STATED EXERCISE: Each line should be copied exactly.

[Stored data entries]
[start]
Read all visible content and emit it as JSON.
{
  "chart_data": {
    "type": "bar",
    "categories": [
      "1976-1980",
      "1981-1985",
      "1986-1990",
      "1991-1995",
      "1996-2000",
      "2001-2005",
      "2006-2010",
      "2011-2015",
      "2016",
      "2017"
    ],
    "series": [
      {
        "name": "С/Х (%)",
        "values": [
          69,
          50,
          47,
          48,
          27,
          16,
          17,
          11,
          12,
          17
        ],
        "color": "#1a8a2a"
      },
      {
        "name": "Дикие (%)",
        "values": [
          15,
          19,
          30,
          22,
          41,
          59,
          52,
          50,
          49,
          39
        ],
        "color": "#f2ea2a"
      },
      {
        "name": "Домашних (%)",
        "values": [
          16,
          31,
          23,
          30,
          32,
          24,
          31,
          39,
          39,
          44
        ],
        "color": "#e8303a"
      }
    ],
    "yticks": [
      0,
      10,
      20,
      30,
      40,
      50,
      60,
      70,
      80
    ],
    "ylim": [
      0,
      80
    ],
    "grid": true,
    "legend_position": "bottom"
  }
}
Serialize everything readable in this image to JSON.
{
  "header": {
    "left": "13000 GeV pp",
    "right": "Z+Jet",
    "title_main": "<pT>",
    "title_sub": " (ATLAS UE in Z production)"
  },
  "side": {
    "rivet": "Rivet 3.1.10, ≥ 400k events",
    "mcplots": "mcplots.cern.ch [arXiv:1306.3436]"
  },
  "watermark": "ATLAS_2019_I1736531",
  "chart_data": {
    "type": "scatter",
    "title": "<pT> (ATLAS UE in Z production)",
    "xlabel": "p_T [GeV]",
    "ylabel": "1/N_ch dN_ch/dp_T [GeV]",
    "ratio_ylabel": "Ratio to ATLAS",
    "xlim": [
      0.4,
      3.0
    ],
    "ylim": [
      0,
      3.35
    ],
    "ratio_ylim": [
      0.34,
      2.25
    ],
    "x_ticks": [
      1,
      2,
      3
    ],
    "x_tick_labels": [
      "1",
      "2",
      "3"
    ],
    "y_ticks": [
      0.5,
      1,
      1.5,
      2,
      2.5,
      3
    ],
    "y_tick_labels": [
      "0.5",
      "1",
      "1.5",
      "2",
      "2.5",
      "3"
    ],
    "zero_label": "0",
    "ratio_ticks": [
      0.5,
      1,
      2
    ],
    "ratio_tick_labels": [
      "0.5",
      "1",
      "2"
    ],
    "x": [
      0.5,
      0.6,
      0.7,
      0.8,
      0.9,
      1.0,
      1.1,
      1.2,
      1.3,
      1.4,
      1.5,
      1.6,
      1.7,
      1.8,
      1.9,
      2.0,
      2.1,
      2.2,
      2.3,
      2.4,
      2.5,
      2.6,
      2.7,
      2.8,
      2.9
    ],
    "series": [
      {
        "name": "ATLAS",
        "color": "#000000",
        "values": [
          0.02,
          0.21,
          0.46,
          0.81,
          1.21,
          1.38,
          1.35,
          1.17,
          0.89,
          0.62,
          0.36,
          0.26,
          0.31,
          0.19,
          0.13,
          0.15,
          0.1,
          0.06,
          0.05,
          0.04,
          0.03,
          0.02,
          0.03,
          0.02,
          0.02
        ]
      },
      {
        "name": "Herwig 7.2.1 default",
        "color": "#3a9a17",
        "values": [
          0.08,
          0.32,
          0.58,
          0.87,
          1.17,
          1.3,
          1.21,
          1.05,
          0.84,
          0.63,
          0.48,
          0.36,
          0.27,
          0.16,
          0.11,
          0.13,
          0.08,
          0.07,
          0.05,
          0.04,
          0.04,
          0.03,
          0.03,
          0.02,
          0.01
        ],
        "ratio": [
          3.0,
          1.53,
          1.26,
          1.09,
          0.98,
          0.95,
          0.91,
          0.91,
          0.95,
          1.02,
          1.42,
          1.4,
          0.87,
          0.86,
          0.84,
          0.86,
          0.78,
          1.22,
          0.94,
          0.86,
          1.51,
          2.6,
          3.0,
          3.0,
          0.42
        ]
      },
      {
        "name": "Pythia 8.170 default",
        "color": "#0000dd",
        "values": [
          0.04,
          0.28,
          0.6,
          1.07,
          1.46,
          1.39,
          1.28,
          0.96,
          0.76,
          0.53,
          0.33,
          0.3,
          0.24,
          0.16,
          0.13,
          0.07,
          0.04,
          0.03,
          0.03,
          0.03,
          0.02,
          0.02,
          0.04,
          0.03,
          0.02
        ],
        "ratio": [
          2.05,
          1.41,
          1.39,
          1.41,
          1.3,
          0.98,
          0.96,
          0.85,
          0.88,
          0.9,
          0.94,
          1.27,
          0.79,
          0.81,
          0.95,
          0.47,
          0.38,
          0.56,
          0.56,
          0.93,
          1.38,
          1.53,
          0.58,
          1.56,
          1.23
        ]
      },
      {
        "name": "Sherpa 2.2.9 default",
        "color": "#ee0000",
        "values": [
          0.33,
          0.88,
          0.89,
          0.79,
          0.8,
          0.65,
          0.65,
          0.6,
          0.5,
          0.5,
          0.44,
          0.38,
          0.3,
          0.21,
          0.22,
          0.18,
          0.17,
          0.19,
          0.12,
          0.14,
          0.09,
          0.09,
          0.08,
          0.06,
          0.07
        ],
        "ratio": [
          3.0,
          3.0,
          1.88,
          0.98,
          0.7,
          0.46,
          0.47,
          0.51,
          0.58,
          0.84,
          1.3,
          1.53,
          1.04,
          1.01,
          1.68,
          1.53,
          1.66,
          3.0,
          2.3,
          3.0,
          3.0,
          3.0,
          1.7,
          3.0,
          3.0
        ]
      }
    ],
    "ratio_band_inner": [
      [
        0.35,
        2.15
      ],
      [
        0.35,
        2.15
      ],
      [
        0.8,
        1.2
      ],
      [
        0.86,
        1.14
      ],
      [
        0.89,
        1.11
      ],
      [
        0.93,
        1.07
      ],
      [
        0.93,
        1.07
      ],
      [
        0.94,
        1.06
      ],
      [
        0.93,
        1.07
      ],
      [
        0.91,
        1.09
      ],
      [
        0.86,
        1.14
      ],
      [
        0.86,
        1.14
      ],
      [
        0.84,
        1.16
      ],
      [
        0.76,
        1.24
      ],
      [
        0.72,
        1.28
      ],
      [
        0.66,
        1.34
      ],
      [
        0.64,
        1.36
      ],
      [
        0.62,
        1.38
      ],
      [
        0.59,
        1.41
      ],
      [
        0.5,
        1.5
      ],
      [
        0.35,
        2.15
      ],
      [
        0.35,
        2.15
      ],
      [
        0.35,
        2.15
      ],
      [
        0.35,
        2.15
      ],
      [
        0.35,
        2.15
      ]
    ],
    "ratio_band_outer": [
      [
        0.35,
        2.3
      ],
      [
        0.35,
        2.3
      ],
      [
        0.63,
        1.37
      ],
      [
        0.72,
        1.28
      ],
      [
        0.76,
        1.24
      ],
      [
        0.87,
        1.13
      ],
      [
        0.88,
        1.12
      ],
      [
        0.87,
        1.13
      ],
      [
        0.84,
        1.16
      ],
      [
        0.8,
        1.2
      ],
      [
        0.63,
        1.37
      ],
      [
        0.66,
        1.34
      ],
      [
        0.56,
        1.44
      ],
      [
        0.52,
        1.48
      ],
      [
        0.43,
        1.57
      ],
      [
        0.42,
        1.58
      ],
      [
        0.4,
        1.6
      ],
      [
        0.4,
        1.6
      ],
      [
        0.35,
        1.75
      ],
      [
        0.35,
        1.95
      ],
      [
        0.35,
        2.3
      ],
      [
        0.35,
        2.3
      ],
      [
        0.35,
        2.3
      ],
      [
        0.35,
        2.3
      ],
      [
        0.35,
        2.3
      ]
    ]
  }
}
[end]
THE RESULT:
Read all visible content and emit it as JSON.
{
  "chart_data": {
    "type": "bar",
    "categories": [
      "1976-1980",
      "1981-1985",
      "1986-1990",
      "1991-1995",
      "1996-2000",
      "2001-2005",
      "2006-2010",
      "2011-2015",
      "2016",
      "2017"
    ],
    "series": [
      {
        "name": "С/Х (%)",
        "values": [
          69,
          50,
          47,
          48,
          27,
          16,
          17,
          11,
          12,
          17
        ],
        "color": "#1a8a2a"
      },
      {
        "name": "Дикие (%)",
        "values": [
          15,
          19,
          30,
          22,
          41,
          59,
          52,
          50,
          49,
          39
        ],
        "color": "#f2ea2a"
      },
      {
        "name": "Домашних (%)",
        "values": [
          16,
          31,
          23,
          30,
          32,
          24,
          31,
          39,
          39,
          44
        ],
        "color": "#e8303a"
      }
    ],
    "yticks": [
      0,
      10,
      20,
      30,
      40,
      50,
      60,
      70,
      80
    ],
    "ylim": [
      0,
      80
    ],
    "grid": true,
    "legend_position": "bottom"
  }
}
Serialize everything readable in this image to JSON.
{
  "header": {
    "left": "13000 GeV pp",
    "right": "Z+Jet",
    "title_main": "<pT>",
    "title_sub": " (ATLAS UE in Z production)"
  },
  "side": {
    "rivet": "Rivet 3.1.10, ≥ 400k events",
    "mcplots": "mcplots.cern.ch [arXiv:1306.3436]"
  },
  "watermark": "ATLAS_2019_I1736531",
  "chart_data": {
    "type": "scatter",
    "title": "<pT> (ATLAS UE in Z production)",
    "xlabel": "p_T [GeV]",
    "ylabel": "1/N_ch dN_ch/dp_T [GeV]",
    "ratio_ylabel": "Ratio to ATLAS",
    "xlim": [
      0.4,
      3.0
    ],
    "ylim": [
      0,
      3.35
    ],
    "ratio_ylim": [
      0.34,
      2.25
    ],
    "x_ticks": [
      1,
      2,
      3
    ],
    "x_tick_labels": [
      "1",
      "2",
      "3"
    ],
    "y_ticks": [
      0.5,
      1,
      1.5,
      2,
      2.5,
      3
    ],
    "y_tick_labels": [
      "0.5",
      "1",
      "1.5",
      "2",
      "2.5",
      "3"
    ],
    "zero_label": "0",
    "ratio_ticks": [
      0.5,
      1,
      2
    ],
    "ratio_tick_labels": [
      "0.5",
      "1",
      "2"
    ],
    "x": [
      0.5,
      0.6,
      0.7,
      0.8,
      0.9,
      1.0,
      1.1,
      1.2,
      1.3,
      1.4,
      1.5,
      1.6,
      1.7,
      1.8,
      1.9,
      2.0,
      2.1,
      2.2,
      2.3,
      2.4,
      2.5,
      2.6,
      2.7,
      2.8,
      2.9
    ],
    "series": [
      {
        "name": "ATLAS",
        "color": "#000000",
        "values": [
          0.02,
          0.21,
          0.46,
          0.81,
          1.21,
          1.38,
          1.35,
          1.17,
          0.89,
          0.62,
          0.36,
          0.26,
          0.31,
          0.19,
          0.13,
          0.15,
          0.1,
          0.06,
          0.05,
          0.04,
          0.03,
          0.02,
          0.03,
          0.02,
          0.02
        ]
      },
      {
        "name": "Herwig 7.2.1 default",
        "color": "#3a9a17",
        "values": [
          0.08,
          0.32,
          0.58,
          0.87,
          1.17,
          1.3,
          1.21,
          1.05,
          0.84,
          0.63,
          0.48,
          0.36,
          0.27,
          0.16,
          0.11,
          0.13,
          0.08,
          0.07,
          0.05,
          0.04,
          0.04,
          0.03,
          0.03,
          0.02,
          0.01
        ],
        "ratio": [
          3.0,
          1.53,
          1.26,
          1.09,
          0.98,
          0.95,
          0.91,
          0.91,
          0.95,
          1.02,
          1.42,
          1.4,
          0.87,
          0.86,
          0.84,
          0.86,
          0.78,
          1.22,
          0.94,
          0.86,
          1.51,
          2.6,
          3.0,
          3.0,
          0.42
        ]
      },
      {
        "name": "Pythia 8.170 default",
        "color": "#0000dd",
        "values": [
          0.04,
          0.28,
          0.6,
          1.07,
          1.46,
          1.39,
          1.28,
          0.96,
          0.76,
          0.53,
          0.33,
          0.3,
          0.24,
          0.16,
          0.13,
          0.07,
          0.04,
          0.03,
          0.03,
          0.03,
          0.02,
          0.02,
          0.04,
          0.03,
          0.02
        ],
        "ratio": [
          2.05,
          1.41,
          1.39,
          1.41,
          1.3,
          0.98,
          0.96,
          0.85,
          0.88,
          0.9,
          0.94,
          1.27,
          0.79,
          0.81,
          0.95,
          0.47,
          0.38,
          0.56,
          0.56,
          0.93,
          1.38,
          1.53,
          0.58,
          1.56,
          1.23
        ]
      },
      {
        "name": "Sherpa 2.2.9 default",
        "color": "#ee0000",
        "values": [
          0.33,
          0.88,
          0.89,
          0.79,
          0.8,
          0.65,
          0.65,
          0.6,
          0.5,
          0.5,
          0.44,
          0.38,
          0.3,
          0.21,
          0.22,
          0.18,
          0.17,
          0.19,
          0.12,
          0.14,
          0.09,
          0.09,
          0.08,
          0.06,
          0.07
        ],
        "ratio": [
          3.0,
          3.0,
          1.88,
          0.98,
          0.7,
          0.46,
          0.47,
          0.51,
          0.58,
          0.84,
          1.3,
          1.53,
          1.04,
          1.01,
          1.68,
          1.53,
          1.66,
          3.0,
          2.3,
          3.0,
          3.0,
          3.0,
          1.7,
          3.0,
          3.0
        ]
      }
    ],
    "ratio_band_inner": [
      [
        0.35,
        2.15
      ],
      [
        0.35,
        2.15
      ],
      [
        0.8,
        1.2
      ],
      [
        0.86,
        1.14
      ],
      [
        0.89,
        1.11
      ],
      [
        0.93,
        1.07
      ],
      [
        0.93,
        1.07
      ],
      [
        0.94,
        1.06
      ],
      [
        0.93,
        1.07
      ],
      [
        0.91,
        1.09
      ],
      [
        0.86,
        1.14
      ],
      [
        0.86,
        1.14
      ],
      [
        0.84,
        1.16
      ],
      [
        0.76,
        1.24
      ],
      [
        0.72,
        1.28
      ],
      [
        0.66,
        1.34
      ],
      [
        0.64,
        1.36
      ],
      [
        0.62,
        1.38
      ],
      [
        0.59,
        1.41
      ],
      [
        0.5,
        1.5
      ],
      [
        0.35,
        2.15
      ],
      [
        0.35,
        2.15
      ],
      [
        0.35,
        2.15
      ],
      [
        0.35,
        2.15
      ],
      [
        0.35,
        2.15
      ]
    ],
    "ratio_band_outer": [
      [
        0.35,
        2.3
      ],
      [
        0.35,
        2.3
      ],
      [
        0.63,
        1.37
      ],
      [
        0.72,
        1.28
      ],
      [
        0.76,
        1.24
      ],
      [
        0.87,
        1.13
      ],
      [
        0.88,
        1.12
      ],
      [
        0.87,
        1.13
      ],
      [
        0.84,
        1.16
      ],
      [
        0.8,
        1.2
      ],
      [
        0.63,
        1.37
      ],
      [
        0.66,
        1.34
      ],
      [
        0.56,
        1.44
      ],
      [
        0.52,
        1.48
      ],
      [
        0.43,
        1.57
      ],
      [
        0.42,
        1.58
      ],
      [
        0.4,
        1.6
      ],
      [
        0.4,
        1.6
      ],
      [
        0.35,
        1.75
      ],
      [
        0.35,
        1.95
      ],
      [
        0.35,
        2.3
      ],
      [
        0.35,
        2.3
      ],
      [
        0.35,
        2.3
      ],
      [
        0.35,
        2.3
      ],
      [
        0.35,
        2.3
      ]
    ]
  }
}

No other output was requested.